Records for this task →
╔══
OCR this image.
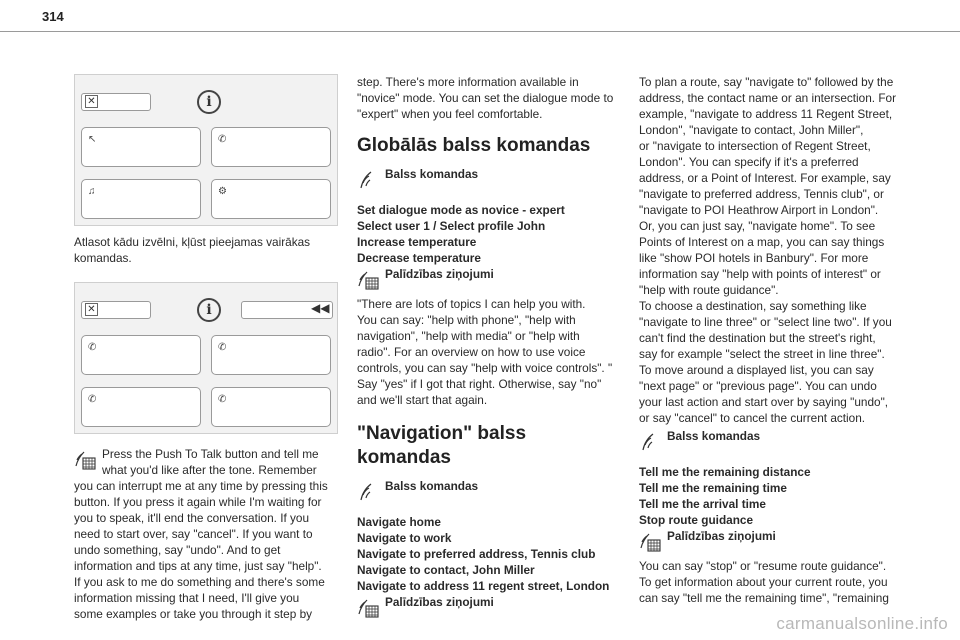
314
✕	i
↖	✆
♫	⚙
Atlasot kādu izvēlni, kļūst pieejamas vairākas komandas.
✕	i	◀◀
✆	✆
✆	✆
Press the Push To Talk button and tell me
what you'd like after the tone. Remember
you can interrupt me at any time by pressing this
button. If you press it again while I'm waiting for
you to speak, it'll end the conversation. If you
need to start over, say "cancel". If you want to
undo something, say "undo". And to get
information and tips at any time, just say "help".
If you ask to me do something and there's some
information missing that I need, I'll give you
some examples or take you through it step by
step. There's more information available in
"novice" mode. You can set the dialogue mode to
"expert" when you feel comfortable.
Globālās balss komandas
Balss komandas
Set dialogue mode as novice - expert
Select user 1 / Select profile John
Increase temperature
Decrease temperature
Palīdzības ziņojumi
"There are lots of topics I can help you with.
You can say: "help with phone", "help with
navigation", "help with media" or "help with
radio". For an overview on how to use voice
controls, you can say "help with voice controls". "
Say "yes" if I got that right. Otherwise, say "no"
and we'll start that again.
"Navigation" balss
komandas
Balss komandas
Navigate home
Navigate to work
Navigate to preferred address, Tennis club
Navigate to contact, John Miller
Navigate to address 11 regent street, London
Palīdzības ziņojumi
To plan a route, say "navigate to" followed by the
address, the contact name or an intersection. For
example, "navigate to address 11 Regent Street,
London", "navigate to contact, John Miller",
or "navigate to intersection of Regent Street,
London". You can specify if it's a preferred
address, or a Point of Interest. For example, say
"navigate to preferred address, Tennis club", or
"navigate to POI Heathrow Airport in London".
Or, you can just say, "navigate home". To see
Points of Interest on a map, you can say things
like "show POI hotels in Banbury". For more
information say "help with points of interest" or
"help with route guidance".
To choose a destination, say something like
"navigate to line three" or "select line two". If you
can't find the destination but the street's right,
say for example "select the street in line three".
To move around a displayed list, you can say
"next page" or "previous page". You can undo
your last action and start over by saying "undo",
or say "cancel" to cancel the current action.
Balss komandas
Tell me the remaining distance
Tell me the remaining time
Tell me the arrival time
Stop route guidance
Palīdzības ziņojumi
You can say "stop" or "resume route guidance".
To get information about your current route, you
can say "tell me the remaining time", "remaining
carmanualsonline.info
╚══
╔══
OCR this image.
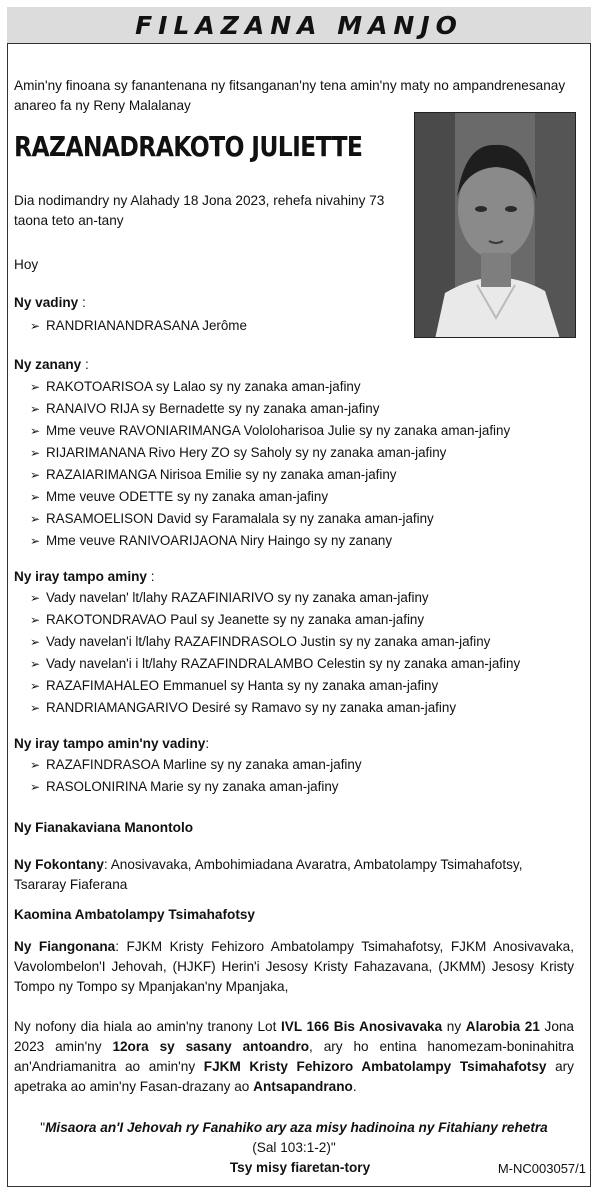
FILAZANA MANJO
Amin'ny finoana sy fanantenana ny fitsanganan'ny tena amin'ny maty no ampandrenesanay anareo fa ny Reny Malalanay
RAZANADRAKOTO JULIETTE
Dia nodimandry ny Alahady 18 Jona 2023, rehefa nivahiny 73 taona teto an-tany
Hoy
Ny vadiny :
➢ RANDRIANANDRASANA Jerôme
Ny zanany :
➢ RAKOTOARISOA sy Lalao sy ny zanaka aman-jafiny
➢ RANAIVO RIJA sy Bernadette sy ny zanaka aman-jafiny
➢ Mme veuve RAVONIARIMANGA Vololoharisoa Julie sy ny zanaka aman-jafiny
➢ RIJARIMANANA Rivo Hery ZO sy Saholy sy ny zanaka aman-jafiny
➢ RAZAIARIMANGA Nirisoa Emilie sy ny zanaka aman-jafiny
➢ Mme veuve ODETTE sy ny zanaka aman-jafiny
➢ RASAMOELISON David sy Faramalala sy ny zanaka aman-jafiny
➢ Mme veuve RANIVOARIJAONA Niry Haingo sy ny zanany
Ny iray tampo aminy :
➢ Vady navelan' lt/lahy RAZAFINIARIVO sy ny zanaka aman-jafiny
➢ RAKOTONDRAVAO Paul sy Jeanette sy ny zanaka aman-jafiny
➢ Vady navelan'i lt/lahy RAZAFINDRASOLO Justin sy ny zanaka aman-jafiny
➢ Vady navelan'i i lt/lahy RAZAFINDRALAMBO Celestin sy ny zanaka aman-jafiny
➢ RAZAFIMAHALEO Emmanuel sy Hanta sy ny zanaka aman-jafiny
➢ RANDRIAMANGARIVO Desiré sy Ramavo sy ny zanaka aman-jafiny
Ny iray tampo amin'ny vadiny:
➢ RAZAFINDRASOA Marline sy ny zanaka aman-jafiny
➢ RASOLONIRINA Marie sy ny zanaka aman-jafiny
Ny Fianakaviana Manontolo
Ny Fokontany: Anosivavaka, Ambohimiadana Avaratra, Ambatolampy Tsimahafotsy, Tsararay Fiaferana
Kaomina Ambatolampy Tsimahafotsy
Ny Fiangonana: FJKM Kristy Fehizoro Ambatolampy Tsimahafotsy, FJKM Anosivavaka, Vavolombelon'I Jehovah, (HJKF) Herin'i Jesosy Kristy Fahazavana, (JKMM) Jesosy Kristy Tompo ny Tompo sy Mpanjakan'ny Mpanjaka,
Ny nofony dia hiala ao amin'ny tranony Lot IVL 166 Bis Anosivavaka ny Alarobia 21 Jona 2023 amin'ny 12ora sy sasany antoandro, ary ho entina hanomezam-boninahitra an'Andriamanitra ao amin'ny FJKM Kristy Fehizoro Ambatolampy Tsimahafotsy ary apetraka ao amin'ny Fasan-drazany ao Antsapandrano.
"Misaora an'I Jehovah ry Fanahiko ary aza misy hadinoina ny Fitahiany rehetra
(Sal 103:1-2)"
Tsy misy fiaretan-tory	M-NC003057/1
╚══
The exercise → Using the entries above, return each line in which the word "step" occurs.

Exercise result →
some examples or take you through it step by
step. There's more information available in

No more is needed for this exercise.